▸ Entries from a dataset
>>>

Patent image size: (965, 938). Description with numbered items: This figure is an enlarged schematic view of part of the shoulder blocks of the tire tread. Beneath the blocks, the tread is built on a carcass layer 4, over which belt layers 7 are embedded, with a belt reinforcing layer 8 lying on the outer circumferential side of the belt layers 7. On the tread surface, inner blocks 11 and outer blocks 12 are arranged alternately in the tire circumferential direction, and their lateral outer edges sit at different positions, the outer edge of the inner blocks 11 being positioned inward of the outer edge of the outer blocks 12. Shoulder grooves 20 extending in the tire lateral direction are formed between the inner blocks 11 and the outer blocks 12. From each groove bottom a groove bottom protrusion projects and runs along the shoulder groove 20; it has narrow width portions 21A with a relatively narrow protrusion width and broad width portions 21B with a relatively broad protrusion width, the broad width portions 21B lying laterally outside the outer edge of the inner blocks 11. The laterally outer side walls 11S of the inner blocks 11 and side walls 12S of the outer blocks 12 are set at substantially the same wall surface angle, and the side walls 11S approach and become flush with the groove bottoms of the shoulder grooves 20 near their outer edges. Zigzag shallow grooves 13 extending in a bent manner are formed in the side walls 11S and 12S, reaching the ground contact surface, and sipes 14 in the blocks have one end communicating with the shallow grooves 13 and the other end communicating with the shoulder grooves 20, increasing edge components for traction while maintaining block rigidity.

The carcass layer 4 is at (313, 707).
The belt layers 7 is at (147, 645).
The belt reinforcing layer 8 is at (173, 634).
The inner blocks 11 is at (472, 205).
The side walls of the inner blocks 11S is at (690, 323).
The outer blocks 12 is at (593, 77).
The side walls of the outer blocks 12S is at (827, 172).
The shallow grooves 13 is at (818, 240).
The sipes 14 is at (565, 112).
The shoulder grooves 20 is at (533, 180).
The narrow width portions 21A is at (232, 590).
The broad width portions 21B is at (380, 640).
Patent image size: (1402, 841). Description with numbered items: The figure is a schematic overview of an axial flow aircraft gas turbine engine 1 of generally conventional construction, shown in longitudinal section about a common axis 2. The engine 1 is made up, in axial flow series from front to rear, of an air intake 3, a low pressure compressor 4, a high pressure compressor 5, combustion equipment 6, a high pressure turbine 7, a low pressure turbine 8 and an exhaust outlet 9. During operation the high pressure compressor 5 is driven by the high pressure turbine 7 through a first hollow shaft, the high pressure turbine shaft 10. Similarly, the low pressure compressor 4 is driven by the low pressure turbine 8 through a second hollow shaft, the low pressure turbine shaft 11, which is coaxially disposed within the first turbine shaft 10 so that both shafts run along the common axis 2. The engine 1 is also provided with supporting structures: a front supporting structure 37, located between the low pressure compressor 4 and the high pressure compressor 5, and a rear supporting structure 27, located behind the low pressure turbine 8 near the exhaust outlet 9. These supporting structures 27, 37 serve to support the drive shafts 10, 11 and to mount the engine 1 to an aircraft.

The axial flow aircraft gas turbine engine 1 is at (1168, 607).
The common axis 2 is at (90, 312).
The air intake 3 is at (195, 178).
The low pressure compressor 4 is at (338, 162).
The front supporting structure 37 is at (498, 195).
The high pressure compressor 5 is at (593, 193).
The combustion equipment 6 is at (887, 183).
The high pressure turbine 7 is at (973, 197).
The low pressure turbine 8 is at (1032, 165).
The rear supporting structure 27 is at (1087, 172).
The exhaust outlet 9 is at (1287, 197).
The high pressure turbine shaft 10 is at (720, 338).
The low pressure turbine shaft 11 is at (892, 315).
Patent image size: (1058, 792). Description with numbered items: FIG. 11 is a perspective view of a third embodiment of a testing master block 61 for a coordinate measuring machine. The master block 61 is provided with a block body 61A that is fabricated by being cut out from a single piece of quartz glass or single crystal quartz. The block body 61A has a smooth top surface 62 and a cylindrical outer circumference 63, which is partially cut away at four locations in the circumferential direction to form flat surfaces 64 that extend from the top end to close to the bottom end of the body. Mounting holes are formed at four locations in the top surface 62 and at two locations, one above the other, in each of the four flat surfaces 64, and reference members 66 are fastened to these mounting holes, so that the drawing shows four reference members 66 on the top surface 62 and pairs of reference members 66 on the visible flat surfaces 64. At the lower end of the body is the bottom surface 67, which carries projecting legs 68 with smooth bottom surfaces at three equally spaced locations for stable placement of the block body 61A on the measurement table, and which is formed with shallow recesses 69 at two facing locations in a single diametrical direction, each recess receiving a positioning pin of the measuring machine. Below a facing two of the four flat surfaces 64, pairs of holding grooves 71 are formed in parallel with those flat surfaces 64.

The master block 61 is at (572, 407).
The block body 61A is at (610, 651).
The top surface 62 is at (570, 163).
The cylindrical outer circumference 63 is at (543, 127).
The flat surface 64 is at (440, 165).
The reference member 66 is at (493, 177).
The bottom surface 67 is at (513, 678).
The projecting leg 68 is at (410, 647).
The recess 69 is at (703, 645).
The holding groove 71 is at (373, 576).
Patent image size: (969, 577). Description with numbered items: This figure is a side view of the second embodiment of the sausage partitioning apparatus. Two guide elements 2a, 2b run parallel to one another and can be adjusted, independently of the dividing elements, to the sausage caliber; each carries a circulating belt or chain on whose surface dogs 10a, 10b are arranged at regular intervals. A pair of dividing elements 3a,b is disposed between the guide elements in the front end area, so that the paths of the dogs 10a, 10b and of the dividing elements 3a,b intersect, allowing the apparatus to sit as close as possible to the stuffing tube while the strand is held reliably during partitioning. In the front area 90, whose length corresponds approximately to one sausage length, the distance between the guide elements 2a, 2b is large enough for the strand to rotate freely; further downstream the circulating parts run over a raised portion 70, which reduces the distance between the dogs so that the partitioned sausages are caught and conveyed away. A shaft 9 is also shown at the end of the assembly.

<<<

▸ Set task
Copy down the lines shown above exactly, starting at the line that contains "Patent image size: (1058, 792)." and ending at the line that contains "The holding groove 71 is at (373, 576).", with both of those lines included.

▸ Response to this task
Patent image size: (1058, 792). Description with numbered items: FIG. 11 is a perspective view of a third embodiment of a testing master block 61 for a coordinate measuring machine. The master block 61 is provided with a block body 61A that is fabricated by being cut out from a single piece of quartz glass or single crystal quartz. The block body 61A has a smooth top surface 62 and a cylindrical outer circumference 63, which is partially cut away at four locations in the circumferential direction to form flat surfaces 64 that extend from the top end to close to the bottom end of the body. Mounting holes are formed at four locations in the top surface 62 and at two locations, one above the other, in each of the four flat surfaces 64, and reference members 66 are fastened to these mounting holes, so that the drawing shows four reference members 66 on the top surface 62 and pairs of reference members 66 on the visible flat surfaces 64. At the lower end of the body is the bottom surface 67, which carries projecting legs 68 with smooth bottom surfaces at three equally spaced locations for stable placement of the block body 61A on the measurement table, and which is formed with shallow recesses 69 at two facing locations in a single diametrical direction, each recess receiving a positioning pin of the measuring machine. Below a facing two of the four flat surfaces 64, pairs of holding grooves 71 are formed in parallel with those flat surfaces 64.

The master block 61 is at (572, 407).
The block body 61A is at (610, 651).
The top surface 62 is at (570, 163).
The cylindrical outer circumference 63 is at (543, 127).
The flat surface 64 is at (440, 165).
The reference member 66 is at (493, 177).
The bottom surface 67 is at (513, 678).
The projecting leg 68 is at (410, 647).
The recess 69 is at (703, 645).
The holding groove 71 is at (373, 576).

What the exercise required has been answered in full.